— Directions for this task —
Present every line in which the string "Healthcare" appears.
***** Material for this task *****
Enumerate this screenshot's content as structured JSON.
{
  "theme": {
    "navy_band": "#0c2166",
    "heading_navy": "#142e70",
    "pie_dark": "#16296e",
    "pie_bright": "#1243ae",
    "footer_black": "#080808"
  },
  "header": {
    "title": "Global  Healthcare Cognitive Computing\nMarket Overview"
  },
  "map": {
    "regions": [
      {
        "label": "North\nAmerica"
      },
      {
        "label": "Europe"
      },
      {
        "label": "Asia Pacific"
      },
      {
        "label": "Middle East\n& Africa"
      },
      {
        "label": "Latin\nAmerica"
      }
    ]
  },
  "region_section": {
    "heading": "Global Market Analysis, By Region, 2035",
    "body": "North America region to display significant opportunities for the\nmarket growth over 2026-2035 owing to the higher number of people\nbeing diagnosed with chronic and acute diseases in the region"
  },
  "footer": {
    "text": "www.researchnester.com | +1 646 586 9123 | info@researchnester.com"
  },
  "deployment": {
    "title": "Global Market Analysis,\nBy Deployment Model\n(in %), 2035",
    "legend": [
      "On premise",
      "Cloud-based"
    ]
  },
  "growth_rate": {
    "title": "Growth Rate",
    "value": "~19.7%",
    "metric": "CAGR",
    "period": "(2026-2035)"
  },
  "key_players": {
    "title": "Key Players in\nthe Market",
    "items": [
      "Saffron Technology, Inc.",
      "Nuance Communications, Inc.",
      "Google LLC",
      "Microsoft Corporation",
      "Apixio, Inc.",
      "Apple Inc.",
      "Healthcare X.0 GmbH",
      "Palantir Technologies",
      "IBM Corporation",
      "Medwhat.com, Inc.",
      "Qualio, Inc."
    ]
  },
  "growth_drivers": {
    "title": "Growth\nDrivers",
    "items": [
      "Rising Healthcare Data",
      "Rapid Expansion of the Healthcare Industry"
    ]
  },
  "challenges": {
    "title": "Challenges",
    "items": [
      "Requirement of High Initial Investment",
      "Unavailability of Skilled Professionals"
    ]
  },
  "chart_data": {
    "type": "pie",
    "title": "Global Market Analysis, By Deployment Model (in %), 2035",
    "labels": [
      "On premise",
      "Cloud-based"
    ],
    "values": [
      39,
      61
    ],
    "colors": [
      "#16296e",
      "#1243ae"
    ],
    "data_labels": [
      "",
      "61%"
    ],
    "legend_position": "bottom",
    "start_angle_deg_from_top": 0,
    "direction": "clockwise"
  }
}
*****
— Solution for this task —
    "title": "Global  Healthcare Cognitive Computing\nMarket Overview"
      "Healthcare X.0 GmbH",
      "Rising Healthcare Data",
      "Rapid Expansion of the Healthcare Industry"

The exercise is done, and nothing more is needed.